**OBJECTIVE:** Filter the entries that follow, copying every line in which the word "content" appears.

**Records from a data collection:**

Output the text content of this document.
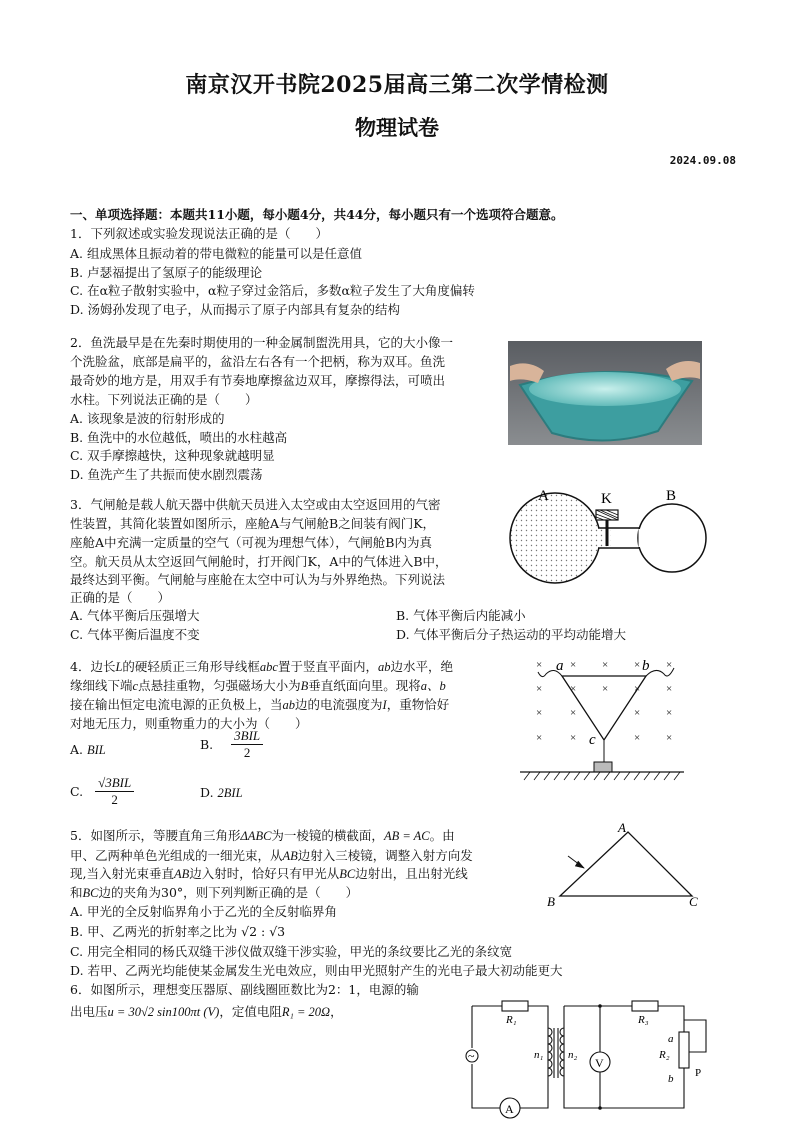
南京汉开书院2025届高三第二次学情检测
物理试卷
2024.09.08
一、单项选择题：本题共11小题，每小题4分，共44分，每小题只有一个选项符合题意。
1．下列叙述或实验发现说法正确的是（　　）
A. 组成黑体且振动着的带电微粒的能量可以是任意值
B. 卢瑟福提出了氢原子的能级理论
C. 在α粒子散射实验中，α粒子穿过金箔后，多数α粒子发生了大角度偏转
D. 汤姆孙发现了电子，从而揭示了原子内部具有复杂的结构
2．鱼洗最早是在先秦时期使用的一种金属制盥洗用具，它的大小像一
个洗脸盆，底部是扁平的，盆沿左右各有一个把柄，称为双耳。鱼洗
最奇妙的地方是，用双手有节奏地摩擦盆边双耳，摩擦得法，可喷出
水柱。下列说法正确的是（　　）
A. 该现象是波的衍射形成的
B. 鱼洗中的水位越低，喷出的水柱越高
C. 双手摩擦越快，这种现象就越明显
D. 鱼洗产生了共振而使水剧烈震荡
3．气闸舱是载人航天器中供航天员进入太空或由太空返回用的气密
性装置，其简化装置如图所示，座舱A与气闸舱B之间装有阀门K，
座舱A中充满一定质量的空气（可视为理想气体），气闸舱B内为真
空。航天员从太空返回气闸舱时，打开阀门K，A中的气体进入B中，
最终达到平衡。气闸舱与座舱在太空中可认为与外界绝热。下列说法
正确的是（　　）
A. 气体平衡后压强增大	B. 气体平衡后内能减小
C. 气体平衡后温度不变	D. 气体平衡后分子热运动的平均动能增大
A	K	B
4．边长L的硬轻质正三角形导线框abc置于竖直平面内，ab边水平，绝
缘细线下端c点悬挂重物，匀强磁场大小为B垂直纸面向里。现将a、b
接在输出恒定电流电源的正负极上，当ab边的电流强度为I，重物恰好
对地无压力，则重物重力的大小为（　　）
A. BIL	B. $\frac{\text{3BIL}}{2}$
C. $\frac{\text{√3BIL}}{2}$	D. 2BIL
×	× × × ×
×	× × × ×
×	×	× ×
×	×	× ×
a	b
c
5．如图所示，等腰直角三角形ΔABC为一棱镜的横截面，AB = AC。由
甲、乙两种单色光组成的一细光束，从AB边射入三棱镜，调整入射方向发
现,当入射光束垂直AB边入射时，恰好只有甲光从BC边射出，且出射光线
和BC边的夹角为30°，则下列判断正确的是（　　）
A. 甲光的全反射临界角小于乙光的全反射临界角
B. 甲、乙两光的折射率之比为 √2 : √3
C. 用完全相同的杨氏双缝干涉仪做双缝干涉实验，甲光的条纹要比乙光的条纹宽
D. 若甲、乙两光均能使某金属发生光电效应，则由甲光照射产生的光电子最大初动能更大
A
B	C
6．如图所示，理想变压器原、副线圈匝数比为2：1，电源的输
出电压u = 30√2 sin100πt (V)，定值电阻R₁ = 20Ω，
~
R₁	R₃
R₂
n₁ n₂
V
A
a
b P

==

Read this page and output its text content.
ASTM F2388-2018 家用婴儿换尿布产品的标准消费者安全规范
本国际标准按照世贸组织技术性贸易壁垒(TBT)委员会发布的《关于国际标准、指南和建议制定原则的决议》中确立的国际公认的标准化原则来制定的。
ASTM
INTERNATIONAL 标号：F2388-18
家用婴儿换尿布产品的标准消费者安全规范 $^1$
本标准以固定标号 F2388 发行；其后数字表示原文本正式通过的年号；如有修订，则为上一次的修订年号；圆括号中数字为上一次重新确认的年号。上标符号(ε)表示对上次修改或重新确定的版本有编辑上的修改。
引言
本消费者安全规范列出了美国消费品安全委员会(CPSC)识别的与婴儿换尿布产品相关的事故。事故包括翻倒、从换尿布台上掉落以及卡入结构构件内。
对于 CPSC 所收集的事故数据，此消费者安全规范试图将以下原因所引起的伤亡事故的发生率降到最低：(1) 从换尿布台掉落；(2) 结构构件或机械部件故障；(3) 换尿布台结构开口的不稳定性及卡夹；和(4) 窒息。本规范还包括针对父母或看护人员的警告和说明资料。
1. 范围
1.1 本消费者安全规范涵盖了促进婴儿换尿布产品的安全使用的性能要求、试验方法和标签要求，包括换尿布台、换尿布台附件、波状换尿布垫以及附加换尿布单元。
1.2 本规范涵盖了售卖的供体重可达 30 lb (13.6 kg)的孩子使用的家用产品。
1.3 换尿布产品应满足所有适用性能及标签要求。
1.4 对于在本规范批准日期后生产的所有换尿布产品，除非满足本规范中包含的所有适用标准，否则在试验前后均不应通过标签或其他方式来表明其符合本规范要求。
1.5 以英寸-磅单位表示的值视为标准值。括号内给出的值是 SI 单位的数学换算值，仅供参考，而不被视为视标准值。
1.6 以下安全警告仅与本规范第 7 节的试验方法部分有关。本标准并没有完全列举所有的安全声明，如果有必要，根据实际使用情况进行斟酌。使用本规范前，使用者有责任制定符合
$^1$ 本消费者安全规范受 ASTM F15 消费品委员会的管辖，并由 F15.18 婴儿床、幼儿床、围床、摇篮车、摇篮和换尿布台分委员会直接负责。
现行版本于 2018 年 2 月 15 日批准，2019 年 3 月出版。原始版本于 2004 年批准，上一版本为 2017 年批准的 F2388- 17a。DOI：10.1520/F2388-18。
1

**REPLY:**
Output the text content of this document.
Read this page and output its text content.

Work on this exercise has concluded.